··· Entries supplied ···
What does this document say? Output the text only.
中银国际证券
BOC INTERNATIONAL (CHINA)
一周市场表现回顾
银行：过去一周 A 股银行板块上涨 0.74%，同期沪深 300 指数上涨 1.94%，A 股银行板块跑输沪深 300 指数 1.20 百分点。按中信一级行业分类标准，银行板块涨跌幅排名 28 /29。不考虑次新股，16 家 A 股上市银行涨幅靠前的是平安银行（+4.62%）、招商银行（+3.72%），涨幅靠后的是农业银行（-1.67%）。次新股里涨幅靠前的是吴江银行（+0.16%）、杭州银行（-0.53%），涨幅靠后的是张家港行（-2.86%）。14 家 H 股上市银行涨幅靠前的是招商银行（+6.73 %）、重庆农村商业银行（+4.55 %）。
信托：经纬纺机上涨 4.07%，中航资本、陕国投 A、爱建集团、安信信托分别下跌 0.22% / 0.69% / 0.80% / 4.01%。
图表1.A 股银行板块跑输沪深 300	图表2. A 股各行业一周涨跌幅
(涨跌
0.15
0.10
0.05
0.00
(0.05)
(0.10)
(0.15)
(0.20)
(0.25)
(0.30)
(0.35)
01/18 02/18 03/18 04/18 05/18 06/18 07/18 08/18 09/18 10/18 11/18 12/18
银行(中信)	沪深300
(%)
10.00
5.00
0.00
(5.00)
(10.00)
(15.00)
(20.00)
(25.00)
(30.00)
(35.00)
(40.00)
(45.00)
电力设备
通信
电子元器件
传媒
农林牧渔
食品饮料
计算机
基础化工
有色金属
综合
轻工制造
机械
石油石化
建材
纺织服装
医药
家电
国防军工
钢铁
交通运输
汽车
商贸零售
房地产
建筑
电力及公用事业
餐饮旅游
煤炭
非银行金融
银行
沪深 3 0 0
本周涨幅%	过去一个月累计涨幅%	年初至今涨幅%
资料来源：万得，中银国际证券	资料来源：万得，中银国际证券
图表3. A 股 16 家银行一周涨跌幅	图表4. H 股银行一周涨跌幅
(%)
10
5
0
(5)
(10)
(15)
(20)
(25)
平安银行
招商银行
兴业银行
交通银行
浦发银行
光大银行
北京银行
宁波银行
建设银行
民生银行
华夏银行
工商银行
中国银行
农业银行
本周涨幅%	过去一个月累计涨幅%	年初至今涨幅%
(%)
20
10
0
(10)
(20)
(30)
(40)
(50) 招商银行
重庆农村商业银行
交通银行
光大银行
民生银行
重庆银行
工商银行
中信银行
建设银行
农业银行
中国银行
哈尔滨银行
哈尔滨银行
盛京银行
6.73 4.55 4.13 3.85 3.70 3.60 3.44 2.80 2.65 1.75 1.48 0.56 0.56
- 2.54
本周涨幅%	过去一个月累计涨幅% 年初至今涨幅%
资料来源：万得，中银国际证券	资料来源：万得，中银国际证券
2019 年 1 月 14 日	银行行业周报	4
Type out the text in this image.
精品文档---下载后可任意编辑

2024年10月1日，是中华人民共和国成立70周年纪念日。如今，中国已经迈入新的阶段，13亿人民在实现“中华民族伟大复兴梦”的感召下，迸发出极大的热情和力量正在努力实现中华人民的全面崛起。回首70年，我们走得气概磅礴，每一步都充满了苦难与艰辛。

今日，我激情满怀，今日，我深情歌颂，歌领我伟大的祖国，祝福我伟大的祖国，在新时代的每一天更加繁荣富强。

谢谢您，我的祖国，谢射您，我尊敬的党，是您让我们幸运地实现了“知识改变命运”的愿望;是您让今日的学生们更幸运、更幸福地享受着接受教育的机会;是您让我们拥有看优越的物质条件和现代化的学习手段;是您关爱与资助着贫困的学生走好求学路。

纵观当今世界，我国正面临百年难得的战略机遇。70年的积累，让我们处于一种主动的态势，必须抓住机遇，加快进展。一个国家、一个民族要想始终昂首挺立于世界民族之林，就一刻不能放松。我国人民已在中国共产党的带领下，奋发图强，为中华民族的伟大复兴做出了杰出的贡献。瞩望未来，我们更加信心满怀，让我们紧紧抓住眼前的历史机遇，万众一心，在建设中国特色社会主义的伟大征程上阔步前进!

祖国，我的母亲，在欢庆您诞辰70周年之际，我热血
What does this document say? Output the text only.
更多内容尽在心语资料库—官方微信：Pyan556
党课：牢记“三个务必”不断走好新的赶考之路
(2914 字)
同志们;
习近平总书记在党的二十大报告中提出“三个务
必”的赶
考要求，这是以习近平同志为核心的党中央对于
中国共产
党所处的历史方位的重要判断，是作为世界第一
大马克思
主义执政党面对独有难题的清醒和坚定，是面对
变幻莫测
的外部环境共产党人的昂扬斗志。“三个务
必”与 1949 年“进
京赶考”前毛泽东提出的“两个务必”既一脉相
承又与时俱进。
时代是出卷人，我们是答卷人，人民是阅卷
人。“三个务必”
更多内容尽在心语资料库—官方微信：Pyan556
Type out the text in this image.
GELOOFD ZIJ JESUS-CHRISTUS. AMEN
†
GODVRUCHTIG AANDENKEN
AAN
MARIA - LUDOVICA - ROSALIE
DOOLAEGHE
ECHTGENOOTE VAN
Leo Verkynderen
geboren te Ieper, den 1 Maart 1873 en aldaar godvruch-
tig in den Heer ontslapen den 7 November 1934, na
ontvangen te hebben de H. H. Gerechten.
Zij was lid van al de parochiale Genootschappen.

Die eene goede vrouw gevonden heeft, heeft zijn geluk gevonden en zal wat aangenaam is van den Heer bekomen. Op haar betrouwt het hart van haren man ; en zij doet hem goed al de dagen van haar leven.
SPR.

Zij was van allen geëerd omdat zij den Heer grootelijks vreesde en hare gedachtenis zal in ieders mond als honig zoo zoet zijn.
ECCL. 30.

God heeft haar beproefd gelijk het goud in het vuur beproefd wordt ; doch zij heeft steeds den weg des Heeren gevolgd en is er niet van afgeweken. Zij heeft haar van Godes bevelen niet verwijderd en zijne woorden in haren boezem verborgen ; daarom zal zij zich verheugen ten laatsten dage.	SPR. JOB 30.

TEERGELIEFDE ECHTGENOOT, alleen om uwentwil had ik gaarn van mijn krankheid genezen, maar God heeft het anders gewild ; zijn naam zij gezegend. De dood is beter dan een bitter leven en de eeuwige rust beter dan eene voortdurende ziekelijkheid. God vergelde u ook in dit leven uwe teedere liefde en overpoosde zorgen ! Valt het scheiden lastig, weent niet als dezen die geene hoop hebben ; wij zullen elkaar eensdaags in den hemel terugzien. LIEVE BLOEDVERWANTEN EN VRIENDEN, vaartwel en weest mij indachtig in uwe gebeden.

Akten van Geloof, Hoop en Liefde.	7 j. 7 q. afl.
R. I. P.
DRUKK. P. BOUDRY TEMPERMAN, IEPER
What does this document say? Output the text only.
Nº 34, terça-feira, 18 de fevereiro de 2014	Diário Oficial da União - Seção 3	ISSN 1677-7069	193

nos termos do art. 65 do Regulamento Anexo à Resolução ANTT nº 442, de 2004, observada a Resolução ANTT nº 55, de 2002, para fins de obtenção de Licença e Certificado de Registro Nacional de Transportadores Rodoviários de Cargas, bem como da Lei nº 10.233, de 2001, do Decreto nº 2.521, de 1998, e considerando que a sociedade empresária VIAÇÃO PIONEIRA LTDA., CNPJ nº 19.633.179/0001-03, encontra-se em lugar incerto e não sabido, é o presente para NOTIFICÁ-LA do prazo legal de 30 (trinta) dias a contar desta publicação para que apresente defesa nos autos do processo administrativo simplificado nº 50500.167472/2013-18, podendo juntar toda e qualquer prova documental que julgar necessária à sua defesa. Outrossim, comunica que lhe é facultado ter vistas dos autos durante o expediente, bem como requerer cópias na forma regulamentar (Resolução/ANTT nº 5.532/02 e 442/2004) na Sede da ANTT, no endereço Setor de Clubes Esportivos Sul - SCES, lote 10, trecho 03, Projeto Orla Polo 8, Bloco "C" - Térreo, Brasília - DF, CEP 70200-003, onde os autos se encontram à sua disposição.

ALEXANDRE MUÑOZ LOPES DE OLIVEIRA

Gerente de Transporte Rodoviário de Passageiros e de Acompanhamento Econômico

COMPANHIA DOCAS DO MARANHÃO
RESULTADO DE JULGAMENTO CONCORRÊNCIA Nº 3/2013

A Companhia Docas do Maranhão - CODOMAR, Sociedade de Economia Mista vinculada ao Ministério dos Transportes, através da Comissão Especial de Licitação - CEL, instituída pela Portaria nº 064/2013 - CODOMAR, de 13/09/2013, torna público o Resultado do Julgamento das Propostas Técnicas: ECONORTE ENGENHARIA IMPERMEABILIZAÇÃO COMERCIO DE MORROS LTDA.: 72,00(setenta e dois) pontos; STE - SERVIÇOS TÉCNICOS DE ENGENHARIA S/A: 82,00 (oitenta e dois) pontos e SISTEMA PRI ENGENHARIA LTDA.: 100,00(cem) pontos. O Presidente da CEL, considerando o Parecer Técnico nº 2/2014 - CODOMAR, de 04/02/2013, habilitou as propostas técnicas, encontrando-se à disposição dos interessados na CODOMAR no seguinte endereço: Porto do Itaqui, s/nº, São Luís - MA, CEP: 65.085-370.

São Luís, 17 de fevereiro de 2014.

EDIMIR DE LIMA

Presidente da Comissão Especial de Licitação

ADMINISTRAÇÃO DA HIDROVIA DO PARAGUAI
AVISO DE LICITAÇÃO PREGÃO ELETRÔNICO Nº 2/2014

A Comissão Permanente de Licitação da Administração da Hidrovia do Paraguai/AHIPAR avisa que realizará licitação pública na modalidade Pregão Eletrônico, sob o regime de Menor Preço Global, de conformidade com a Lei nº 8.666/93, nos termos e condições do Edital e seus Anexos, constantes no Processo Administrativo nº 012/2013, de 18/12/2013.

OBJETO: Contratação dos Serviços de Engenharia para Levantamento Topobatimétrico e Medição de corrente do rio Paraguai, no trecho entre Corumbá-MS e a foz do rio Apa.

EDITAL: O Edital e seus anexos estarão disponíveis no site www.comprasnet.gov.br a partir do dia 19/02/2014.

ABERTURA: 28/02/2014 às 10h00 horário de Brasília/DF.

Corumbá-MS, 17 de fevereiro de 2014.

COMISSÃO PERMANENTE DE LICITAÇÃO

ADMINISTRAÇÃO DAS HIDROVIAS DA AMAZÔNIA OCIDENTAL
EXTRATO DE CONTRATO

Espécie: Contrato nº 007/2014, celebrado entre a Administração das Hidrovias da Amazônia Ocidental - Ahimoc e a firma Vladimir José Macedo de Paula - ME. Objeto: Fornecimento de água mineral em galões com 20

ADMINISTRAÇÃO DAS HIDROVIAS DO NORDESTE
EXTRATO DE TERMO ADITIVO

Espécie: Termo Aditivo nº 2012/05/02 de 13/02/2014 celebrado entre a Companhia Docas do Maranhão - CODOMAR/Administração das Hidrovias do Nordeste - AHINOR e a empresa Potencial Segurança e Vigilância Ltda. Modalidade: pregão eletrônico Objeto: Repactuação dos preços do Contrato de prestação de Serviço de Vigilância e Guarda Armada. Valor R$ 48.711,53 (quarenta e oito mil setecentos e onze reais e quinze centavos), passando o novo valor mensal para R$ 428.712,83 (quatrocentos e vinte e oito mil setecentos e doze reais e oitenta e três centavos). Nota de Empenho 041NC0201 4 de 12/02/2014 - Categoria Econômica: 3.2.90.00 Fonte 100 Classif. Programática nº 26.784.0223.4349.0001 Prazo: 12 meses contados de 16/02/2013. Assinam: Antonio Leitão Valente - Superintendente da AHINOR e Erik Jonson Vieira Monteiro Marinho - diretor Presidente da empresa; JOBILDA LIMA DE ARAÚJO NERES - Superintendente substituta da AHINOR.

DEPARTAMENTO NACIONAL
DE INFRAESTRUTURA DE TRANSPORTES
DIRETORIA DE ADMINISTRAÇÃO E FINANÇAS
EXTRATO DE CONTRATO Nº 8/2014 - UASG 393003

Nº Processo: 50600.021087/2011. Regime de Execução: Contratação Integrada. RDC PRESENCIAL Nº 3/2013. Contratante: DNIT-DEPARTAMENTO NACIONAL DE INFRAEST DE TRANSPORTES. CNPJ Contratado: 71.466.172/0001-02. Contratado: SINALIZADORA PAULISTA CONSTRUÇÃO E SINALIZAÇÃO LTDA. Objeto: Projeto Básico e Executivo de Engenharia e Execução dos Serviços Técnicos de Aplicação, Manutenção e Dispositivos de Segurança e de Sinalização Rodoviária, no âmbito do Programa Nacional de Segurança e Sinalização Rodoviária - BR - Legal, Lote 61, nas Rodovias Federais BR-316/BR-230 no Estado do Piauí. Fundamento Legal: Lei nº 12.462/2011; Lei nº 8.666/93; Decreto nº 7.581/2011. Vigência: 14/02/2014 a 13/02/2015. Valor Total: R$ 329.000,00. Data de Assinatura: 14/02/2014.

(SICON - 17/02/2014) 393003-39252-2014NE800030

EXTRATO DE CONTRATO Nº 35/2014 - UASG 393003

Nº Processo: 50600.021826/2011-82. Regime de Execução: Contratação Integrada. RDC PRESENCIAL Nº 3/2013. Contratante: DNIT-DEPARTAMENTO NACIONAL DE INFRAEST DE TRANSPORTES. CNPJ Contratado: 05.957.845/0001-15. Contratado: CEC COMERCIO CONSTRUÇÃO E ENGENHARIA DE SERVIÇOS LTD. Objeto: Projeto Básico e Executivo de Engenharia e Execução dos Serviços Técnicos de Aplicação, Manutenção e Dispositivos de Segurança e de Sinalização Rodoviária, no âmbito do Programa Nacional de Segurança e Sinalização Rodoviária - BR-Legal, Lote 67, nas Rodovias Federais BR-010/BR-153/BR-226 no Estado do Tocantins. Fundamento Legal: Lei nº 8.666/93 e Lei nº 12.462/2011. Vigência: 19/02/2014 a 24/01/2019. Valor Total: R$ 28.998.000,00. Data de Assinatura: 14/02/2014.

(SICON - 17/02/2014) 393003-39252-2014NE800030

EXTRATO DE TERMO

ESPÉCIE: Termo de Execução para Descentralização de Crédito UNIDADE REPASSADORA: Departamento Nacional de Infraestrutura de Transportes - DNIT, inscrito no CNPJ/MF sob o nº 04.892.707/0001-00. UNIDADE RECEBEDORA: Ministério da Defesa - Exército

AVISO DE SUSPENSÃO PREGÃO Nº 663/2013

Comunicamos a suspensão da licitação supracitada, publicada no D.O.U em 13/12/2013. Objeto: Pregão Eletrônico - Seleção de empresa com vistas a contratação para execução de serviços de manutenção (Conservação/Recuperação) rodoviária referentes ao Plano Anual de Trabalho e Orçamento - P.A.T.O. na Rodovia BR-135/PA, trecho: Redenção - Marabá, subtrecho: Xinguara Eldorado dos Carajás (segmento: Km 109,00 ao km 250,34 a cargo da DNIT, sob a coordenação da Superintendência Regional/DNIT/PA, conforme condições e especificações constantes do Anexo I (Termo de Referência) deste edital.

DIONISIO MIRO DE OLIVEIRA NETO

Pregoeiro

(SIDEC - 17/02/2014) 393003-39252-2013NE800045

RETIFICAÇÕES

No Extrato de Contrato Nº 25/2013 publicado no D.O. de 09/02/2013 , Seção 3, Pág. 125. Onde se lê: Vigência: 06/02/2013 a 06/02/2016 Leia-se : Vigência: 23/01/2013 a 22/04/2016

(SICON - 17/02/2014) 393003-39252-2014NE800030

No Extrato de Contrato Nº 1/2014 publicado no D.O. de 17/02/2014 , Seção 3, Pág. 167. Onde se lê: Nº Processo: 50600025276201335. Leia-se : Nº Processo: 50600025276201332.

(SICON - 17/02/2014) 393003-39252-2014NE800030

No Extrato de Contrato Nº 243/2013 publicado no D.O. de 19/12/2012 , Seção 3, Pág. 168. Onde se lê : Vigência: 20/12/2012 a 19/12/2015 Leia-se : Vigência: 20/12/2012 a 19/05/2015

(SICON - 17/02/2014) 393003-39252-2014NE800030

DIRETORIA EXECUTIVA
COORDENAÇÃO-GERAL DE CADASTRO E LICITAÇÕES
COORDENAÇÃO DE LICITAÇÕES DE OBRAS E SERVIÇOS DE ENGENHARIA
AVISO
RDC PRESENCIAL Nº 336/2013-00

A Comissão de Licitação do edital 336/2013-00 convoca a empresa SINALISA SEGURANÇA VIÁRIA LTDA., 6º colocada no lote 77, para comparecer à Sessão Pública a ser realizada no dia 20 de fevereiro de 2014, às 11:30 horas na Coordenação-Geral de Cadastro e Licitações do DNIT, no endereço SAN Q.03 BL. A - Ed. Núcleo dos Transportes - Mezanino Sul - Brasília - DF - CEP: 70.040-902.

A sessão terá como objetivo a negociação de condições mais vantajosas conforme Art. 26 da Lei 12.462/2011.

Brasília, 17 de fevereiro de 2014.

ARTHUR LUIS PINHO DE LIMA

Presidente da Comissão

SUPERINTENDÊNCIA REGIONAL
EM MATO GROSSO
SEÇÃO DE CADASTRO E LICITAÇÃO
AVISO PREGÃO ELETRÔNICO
···
◆ **Stated goal**
From the entries above, copy every line where the word "haar" shows up.

◆ **Problem solution**
Die eene goede vrouw gevonden heeft, heeft zijn geluk gevonden en zal wat aangenaam is van den Heer bekomen. Op haar betrouwt het hart van haren man ; en zij doet hem goed al de dagen van haar leven.
God heeft haar beproefd gelijk het goud in het vuur beproefd wordt ; doch zij heeft steeds den weg des Heeren gevolgd en is er niet van afgeweken. Zij heeft haar van Godes bevelen niet verwijderd en zijne woorden in haren boezem verborgen ; daarom zal zij zich verheugen ten laatsten dage.	SPR. JOB 30.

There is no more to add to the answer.